====== RECORDS SUPPLIED ======
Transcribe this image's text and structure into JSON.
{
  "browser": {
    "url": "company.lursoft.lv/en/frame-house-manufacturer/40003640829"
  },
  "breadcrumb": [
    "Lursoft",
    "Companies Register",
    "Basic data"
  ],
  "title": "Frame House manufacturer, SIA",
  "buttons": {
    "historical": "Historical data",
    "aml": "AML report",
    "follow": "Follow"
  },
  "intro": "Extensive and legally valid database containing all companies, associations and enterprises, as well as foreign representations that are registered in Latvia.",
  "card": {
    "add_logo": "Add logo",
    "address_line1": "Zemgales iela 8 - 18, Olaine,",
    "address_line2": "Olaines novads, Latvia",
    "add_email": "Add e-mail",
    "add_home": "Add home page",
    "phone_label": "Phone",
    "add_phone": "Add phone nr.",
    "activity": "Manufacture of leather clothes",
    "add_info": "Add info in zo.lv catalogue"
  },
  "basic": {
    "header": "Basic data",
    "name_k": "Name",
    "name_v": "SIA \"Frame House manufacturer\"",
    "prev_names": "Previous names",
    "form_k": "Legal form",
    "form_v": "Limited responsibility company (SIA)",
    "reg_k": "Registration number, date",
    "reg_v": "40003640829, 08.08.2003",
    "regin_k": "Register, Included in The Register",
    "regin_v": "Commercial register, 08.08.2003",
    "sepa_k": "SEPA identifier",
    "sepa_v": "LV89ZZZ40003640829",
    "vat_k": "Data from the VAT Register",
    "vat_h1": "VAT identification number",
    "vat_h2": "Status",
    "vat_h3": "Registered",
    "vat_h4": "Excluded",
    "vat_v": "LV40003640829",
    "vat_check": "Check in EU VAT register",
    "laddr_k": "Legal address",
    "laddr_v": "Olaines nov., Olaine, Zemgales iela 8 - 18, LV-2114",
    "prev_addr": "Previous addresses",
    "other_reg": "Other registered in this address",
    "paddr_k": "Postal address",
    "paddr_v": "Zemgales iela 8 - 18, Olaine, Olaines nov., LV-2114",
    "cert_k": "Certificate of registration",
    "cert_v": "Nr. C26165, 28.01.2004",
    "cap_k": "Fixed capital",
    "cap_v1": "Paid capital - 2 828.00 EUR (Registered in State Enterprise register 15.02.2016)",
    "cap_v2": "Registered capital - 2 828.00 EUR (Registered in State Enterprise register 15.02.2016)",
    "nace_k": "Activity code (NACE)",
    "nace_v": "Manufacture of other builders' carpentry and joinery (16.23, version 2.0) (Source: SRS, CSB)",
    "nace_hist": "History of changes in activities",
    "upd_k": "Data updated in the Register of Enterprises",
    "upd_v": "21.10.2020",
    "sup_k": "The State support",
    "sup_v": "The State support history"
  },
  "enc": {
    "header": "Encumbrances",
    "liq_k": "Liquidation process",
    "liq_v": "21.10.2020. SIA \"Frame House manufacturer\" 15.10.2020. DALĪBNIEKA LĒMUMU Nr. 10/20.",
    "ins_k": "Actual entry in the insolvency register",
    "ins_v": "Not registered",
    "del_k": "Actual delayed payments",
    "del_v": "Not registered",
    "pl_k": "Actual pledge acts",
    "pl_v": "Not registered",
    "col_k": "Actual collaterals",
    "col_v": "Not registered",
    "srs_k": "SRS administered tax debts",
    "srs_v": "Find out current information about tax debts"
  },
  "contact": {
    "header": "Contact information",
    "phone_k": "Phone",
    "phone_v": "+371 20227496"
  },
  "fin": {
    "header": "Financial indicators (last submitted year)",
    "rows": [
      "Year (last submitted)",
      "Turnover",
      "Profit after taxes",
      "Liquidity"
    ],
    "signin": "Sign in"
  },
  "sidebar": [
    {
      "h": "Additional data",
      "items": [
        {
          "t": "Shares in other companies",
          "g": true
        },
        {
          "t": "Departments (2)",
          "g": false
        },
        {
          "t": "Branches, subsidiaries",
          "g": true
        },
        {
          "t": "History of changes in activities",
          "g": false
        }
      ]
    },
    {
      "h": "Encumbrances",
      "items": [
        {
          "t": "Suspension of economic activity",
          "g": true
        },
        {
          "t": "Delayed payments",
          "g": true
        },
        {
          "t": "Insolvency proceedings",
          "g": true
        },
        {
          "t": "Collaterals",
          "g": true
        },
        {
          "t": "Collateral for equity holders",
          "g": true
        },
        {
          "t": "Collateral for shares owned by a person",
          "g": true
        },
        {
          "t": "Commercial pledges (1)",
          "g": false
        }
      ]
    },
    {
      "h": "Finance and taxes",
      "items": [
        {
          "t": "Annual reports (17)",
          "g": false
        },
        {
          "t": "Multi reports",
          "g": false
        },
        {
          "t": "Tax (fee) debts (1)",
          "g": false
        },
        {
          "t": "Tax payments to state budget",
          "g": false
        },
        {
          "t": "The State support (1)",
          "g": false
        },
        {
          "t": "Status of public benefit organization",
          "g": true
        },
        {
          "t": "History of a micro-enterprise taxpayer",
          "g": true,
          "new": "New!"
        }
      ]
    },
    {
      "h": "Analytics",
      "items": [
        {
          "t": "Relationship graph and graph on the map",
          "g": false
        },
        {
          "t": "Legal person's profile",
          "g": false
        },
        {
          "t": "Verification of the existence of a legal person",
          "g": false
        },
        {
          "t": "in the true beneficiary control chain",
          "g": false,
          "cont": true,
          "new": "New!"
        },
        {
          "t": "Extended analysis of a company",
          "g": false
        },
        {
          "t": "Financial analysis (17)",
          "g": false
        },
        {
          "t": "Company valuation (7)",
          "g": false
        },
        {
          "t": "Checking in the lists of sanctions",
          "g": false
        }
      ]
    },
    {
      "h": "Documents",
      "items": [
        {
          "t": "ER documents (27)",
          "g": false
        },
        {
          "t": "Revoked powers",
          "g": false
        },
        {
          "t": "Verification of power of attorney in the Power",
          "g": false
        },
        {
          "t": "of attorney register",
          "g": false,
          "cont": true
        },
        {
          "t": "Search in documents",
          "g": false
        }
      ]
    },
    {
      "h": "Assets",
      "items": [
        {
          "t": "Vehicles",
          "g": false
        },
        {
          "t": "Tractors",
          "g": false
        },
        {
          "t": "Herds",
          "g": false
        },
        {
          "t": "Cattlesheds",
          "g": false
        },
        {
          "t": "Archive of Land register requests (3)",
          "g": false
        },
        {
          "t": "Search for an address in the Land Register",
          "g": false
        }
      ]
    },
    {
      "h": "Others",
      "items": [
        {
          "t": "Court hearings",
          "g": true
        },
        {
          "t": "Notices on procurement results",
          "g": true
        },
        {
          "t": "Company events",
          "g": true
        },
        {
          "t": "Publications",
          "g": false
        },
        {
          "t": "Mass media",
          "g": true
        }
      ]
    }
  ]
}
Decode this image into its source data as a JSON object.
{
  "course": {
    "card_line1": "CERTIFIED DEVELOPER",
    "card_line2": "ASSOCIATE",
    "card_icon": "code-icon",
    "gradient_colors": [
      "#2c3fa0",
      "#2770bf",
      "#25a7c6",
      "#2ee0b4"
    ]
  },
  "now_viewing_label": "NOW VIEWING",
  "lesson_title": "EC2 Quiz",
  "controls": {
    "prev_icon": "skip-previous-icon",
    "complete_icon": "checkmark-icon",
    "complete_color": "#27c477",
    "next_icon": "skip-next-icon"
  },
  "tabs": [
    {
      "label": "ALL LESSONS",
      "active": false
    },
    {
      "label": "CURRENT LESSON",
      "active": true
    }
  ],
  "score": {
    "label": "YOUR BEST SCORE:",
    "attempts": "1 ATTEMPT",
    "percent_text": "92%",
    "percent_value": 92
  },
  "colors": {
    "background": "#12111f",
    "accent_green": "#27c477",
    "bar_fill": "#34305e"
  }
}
======
• **THE PROBLEM**
Reproduce the listing above verbatim, from first line to last.

• **OUTPUT OF THE TASK**
Transcribe this image's text and structure into JSON.
{
  "browser": {
    "url": "company.lursoft.lv/en/frame-house-manufacturer/40003640829"
  },
  "breadcrumb": [
    "Lursoft",
    "Companies Register",
    "Basic data"
  ],
  "title": "Frame House manufacturer, SIA",
  "buttons": {
    "historical": "Historical data",
    "aml": "AML report",
    "follow": "Follow"
  },
  "intro": "Extensive and legally valid database containing all companies, associations and enterprises, as well as foreign representations that are registered in Latvia.",
  "card": {
    "add_logo": "Add logo",
    "address_line1": "Zemgales iela 8 - 18, Olaine,",
    "address_line2": "Olaines novads, Latvia",
    "add_email": "Add e-mail",
    "add_home": "Add home page",
    "phone_label": "Phone",
    "add_phone": "Add phone nr.",
    "activity": "Manufacture of leather clothes",
    "add_info": "Add info in zo.lv catalogue"
  },
  "basic": {
    "header": "Basic data",
    "name_k": "Name",
    "name_v": "SIA \"Frame House manufacturer\"",
    "prev_names": "Previous names",
    "form_k": "Legal form",
    "form_v": "Limited responsibility company (SIA)",
    "reg_k": "Registration number, date",
    "reg_v": "40003640829, 08.08.2003",
    "regin_k": "Register, Included in The Register",
    "regin_v": "Commercial register, 08.08.2003",
    "sepa_k": "SEPA identifier",
    "sepa_v": "LV89ZZZ40003640829",
    "vat_k": "Data from the VAT Register",
    "vat_h1": "VAT identification number",
    "vat_h2": "Status",
    "vat_h3": "Registered",
    "vat_h4": "Excluded",
    "vat_v": "LV40003640829",
    "vat_check": "Check in EU VAT register",
    "laddr_k": "Legal address",
    "laddr_v": "Olaines nov., Olaine, Zemgales iela 8 - 18, LV-2114",
    "prev_addr": "Previous addresses",
    "other_reg": "Other registered in this address",
    "paddr_k": "Postal address",
    "paddr_v": "Zemgales iela 8 - 18, Olaine, Olaines nov., LV-2114",
    "cert_k": "Certificate of registration",
    "cert_v": "Nr. C26165, 28.01.2004",
    "cap_k": "Fixed capital",
    "cap_v1": "Paid capital - 2 828.00 EUR (Registered in State Enterprise register 15.02.2016)",
    "cap_v2": "Registered capital - 2 828.00 EUR (Registered in State Enterprise register 15.02.2016)",
    "nace_k": "Activity code (NACE)",
    "nace_v": "Manufacture of other builders' carpentry and joinery (16.23, version 2.0) (Source: SRS, CSB)",
    "nace_hist": "History of changes in activities",
    "upd_k": "Data updated in the Register of Enterprises",
    "upd_v": "21.10.2020",
    "sup_k": "The State support",
    "sup_v": "The State support history"
  },
  "enc": {
    "header": "Encumbrances",
    "liq_k": "Liquidation process",
    "liq_v": "21.10.2020. SIA \"Frame House manufacturer\" 15.10.2020. DALĪBNIEKA LĒMUMU Nr. 10/20.",
    "ins_k": "Actual entry in the insolvency register",
    "ins_v": "Not registered",
    "del_k": "Actual delayed payments",
    "del_v": "Not registered",
    "pl_k": "Actual pledge acts",
    "pl_v": "Not registered",
    "col_k": "Actual collaterals",
    "col_v": "Not registered",
    "srs_k": "SRS administered tax debts",
    "srs_v": "Find out current information about tax debts"
  },
  "contact": {
    "header": "Contact information",
    "phone_k": "Phone",
    "phone_v": "+371 20227496"
  },
  "fin": {
    "header": "Financial indicators (last submitted year)",
    "rows": [
      "Year (last submitted)",
      "Turnover",
      "Profit after taxes",
      "Liquidity"
    ],
    "signin": "Sign in"
  },
  "sidebar": [
    {
      "h": "Additional data",
      "items": [
        {
          "t": "Shares in other companies",
          "g": true
        },
        {
          "t": "Departments (2)",
          "g": false
        },
        {
          "t": "Branches, subsidiaries",
          "g": true
        },
        {
          "t": "History of changes in activities",
          "g": false
        }
      ]
    },
    {
      "h": "Encumbrances",
      "items": [
        {
          "t": "Suspension of economic activity",
          "g": true
        },
        {
          "t": "Delayed payments",
          "g": true
        },
        {
          "t": "Insolvency proceedings",
          "g": true
        },
        {
          "t": "Collaterals",
          "g": true
        },
        {
          "t": "Collateral for equity holders",
          "g": true
        },
        {
          "t": "Collateral for shares owned by a person",
          "g": true
        },
        {
          "t": "Commercial pledges (1)",
          "g": false
        }
      ]
    },
    {
      "h": "Finance and taxes",
      "items": [
        {
          "t": "Annual reports (17)",
          "g": false
        },
        {
          "t": "Multi reports",
          "g": false
        },
        {
          "t": "Tax (fee) debts (1)",
          "g": false
        },
        {
          "t": "Tax payments to state budget",
          "g": false
        },
        {
          "t": "The State support (1)",
          "g": false
        },
        {
          "t": "Status of public benefit organization",
          "g": true
        },
        {
          "t": "History of a micro-enterprise taxpayer",
          "g": true,
          "new": "New!"
        }
      ]
    },
    {
      "h": "Analytics",
      "items": [
        {
          "t": "Relationship graph and graph on the map",
          "g": false
        },
        {
          "t": "Legal person's profile",
          "g": false
        },
        {
          "t": "Verification of the existence of a legal person",
          "g": false
        },
        {
          "t": "in the true beneficiary control chain",
          "g": false,
          "cont": true,
          "new": "New!"
        },
        {
          "t": "Extended analysis of a company",
          "g": false
        },
        {
          "t": "Financial analysis (17)",
          "g": false
        },
        {
          "t": "Company valuation (7)",
          "g": false
        },
        {
          "t": "Checking in the lists of sanctions",
          "g": false
        }
      ]
    },
    {
      "h": "Documents",
      "items": [
        {
          "t": "ER documents (27)",
          "g": false
        },
        {
          "t": "Revoked powers",
          "g": false
        },
        {
          "t": "Verification of power of attorney in the Power",
          "g": false
        },
        {
          "t": "of attorney register",
          "g": false,
          "cont": true
        },
        {
          "t": "Search in documents",
          "g": false
        }
      ]
    },
    {
      "h": "Assets",
      "items": [
        {
          "t": "Vehicles",
          "g": false
        },
        {
          "t": "Tractors",
          "g": false
        },
        {
          "t": "Herds",
          "g": false
        },
        {
          "t": "Cattlesheds",
          "g": false
        },
        {
          "t": "Archive of Land register requests (3)",
          "g": false
        },
        {
          "t": "Search for an address in the Land Register",
          "g": false
        }
      ]
    },
    {
      "h": "Others",
      "items": [
        {
          "t": "Court hearings",
          "g": true
        },
        {
          "t": "Notices on procurement results",
          "g": true
        },
        {
          "t": "Company events",
          "g": true
        },
        {
          "t": "Publications",
          "g": false
        },
        {
          "t": "Mass media",
          "g": true
        }
      ]
    }
  ]
}
Decode this image into its source data as a JSON object.
{
  "course": {
    "card_line1": "CERTIFIED DEVELOPER",
    "card_line2": "ASSOCIATE",
    "card_icon": "code-icon",
    "gradient_colors": [
      "#2c3fa0",
      "#2770bf",
      "#25a7c6",
      "#2ee0b4"
    ]
  },
  "now_viewing_label": "NOW VIEWING",
  "lesson_title": "EC2 Quiz",
  "controls": {
    "prev_icon": "skip-previous-icon",
    "complete_icon": "checkmark-icon",
    "complete_color": "#27c477",
    "next_icon": "skip-next-icon"
  },
  "tabs": [
    {
      "label": "ALL LESSONS",
      "active": false
    },
    {
      "label": "CURRENT LESSON",
      "active": true
    }
  ],
  "score": {
    "label": "YOUR BEST SCORE:",
    "attempts": "1 ATTEMPT",
    "percent_text": "92%",
    "percent_value": 92
  },
  "colors": {
    "background": "#12111f",
    "accent_green": "#27c477",
    "bar_fill": "#34305e"
  }
}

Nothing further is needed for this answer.